■ **EXTRACTED MATERIAL**:
-- -- --

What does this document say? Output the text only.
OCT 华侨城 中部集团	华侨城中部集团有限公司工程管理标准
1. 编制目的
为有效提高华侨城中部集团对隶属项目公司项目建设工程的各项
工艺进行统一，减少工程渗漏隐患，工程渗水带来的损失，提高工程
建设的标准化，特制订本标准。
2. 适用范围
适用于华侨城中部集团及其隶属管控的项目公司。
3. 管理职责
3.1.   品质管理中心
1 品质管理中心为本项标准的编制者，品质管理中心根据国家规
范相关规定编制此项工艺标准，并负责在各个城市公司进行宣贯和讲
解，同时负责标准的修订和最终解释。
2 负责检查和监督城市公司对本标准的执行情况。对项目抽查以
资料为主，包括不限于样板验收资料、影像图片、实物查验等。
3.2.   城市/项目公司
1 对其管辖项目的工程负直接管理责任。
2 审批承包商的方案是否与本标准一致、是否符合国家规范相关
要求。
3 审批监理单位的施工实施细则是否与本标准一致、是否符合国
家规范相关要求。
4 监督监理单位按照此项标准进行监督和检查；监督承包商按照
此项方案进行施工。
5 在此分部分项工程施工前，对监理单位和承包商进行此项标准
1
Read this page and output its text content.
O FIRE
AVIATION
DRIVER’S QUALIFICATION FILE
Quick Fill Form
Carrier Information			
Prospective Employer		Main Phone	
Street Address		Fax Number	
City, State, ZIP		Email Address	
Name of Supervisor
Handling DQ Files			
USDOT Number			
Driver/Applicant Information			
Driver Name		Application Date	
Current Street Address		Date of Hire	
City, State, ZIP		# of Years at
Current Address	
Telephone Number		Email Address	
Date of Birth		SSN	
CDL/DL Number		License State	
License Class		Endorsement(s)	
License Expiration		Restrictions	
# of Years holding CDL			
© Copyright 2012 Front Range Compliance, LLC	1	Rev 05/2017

-- -- --

■ **REQUEST**: Identify each line in the entries with the word "Information" and copy it.

■ **WRITTEN RESPONSE**:
Carrier Information			
Driver/Applicant Information			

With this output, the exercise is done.